* **本文**:
大人には、子供に相談を持ち掛けられた場合と、自分自身の困った状況に対処する場合の二重で役立つ。
レビュー
大人気の『こども六法』(レビュー)の続編です。『こども六法』の著者で、『こども六法ネクスト』の監修者である山崎 総一郎氏は、本の位置づけについて次のように述べています。
前作の『こども六法』は「助けてくれる大人は必ずいる」というメッセージを込めた本でした。しかし、刊行後に「現実には、ほとんどの大人は助けてくれない」という批判を沢山いただきました。その批判に対する答えが、『こども六法NEXT』と題したこの本です。
173ページ
その通りでした。この本には、
- 相談した人にこう言われたら、こう言い返せ
- こういう人はあきらめて、別のこういう人に相談してみて
- こういう専門家がいて、無料で気軽に相談できるよ
といったことが書かれています。
章立ては「まあまあ言葉」でなされています。「まあまあ言葉」というのは、この本で定義された呼び名です。悩みを相談された大人が真剣に取り合わずに、「まあまあ。あなたにも悪いところがあるんじゃないの?」などと受け流したり、話をぶった切るような言葉を指します。
具体的な「まあまあ言葉」のサンプルとして、目次(以下)をご覧ください。
- 1章 「やられたらやりかえせ」
- 2章 「みたくなければみなければいい」
- 3章 「なにもされてないならいいんじゃない?」

* **資料**:

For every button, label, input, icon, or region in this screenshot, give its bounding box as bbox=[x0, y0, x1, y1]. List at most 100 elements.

...

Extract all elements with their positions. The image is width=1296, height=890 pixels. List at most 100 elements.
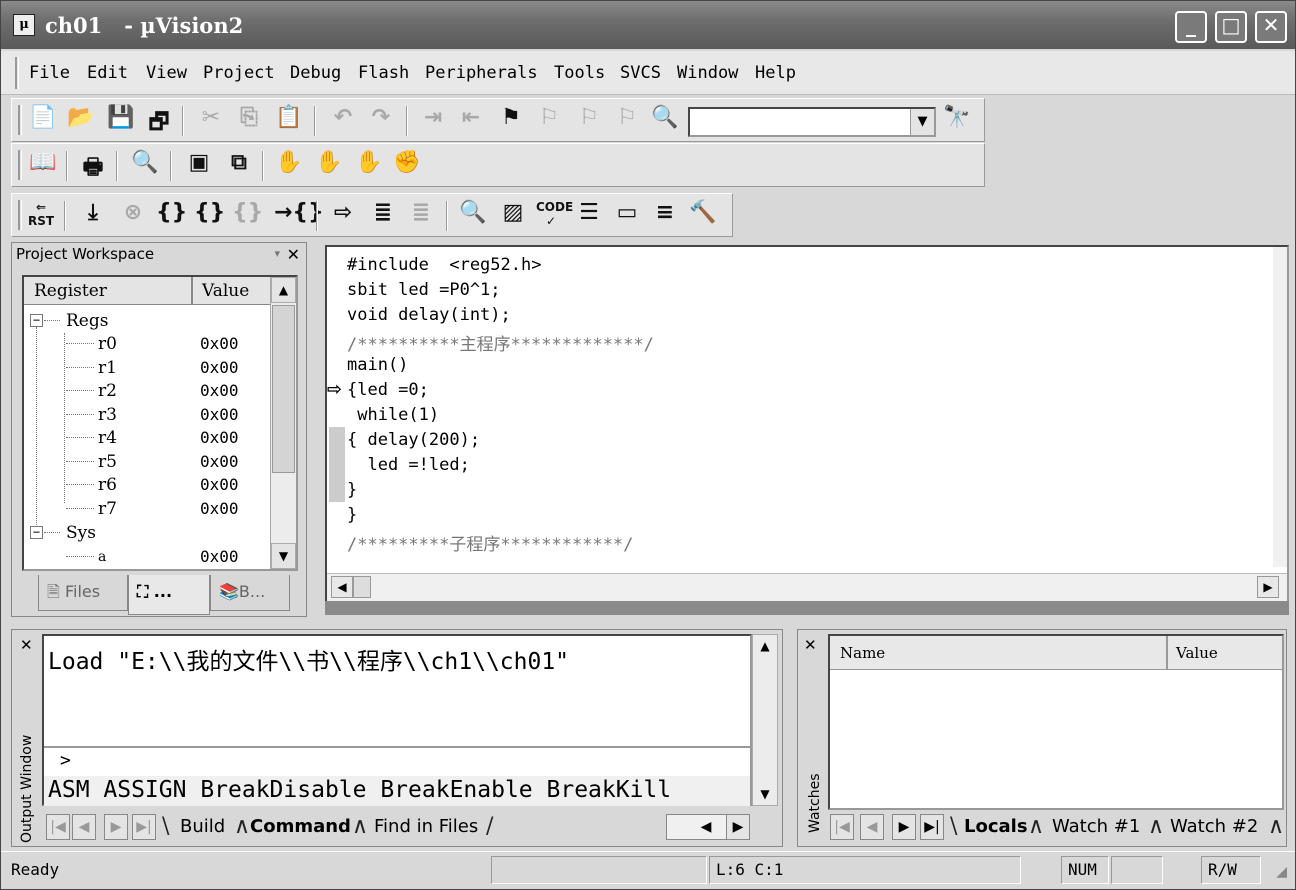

* **課題**:
**a.** 『こども六法NEXT』を紹介する本文の「前作の『こども六法』は「助け」から「た切るような言葉を指します。」までを、「批判」を「指摘」に改めたうえで書き直してください。
**b.** 『こども六法NEXT』を紹介する本文で「章立ては」から始まる段落を、主な事実を残して箇条書きにまとめてください。
**c.** 『こども六法NEXT』を紹介する本文を、最後の行の後から書き継いでください。

* **解答**:
**a.**
前作の『こども六法』は「助けてくれる大人は必ずいる」というメッセージを込めた本でした。しかし、刊行後に「現実には、ほとんどの大人は助けてくれない」という指摘を沢山いただきました。その指摘に対する答えが、『こども六法NEXT』と題したこの本です。
173ページ
その通りでした。この本には、
- 相談した人にこう言われたら、こう言い返せ
- こういう人はあきらめて、別のこういう人に相談してみて
- こういう専門家がいて、無料で気軽に相談できるよ
といったことが書かれています。
章立ては「まあまあ言葉」でなされています。「まあまあ言葉」というのは、この本で定義された呼び名です。悩みを相談された大人が真剣に取り合わずに、「まあまあ。あなたにも悪いところがあるんじゃないの?」などと受け流したり、話をぶった切るような言葉を指します。

**b.**
- 章立ては「まあまあ言葉」でなされている。
- 「まあまあ言葉」は、この本で定義された呼び名である。
- 悩みを相談された大人が真剣に取り合わず、受け流したり話をぶった切ったりする言葉を指す。
- 例として「まあまあ。あなたにも悪いところがあるんじゃないの?」が挙げられている。

**c.**
- 4章 「こどものやったことですし」
- 5章 「あなたにもわるいところがあるんじゃないの?」
- 6章 「いやならでていけ」
- 7章 「いつかしあわせになれる」
各章はストーリー漫画と、監修者のコラムと、専門家からのアドバイスで構成。専門家として元公立小学校校長、弁護士、スクールカウンセラー、元警察心理員、児童相談所の職員が登場します。警察心理員とは聞き慣れない肩書ですが、この本によれば「警察官とは違い、主に未成年者や保護者などから非行防止や犯罪被害などの相談を受けて助言や指導をする」とのこと。
途中に対談が挟まれていたり、巻末に相談先が列挙されていたり、盛りだくさんの内容です。
しかも総ルビで、絵・漫画が差し挟まれていて、2色刷り。子供でも読みやすい!
この本は、自分ではどうしようもない悩みを持つ子供にはもちろんのこと、大人には二重の意味で役立ちます。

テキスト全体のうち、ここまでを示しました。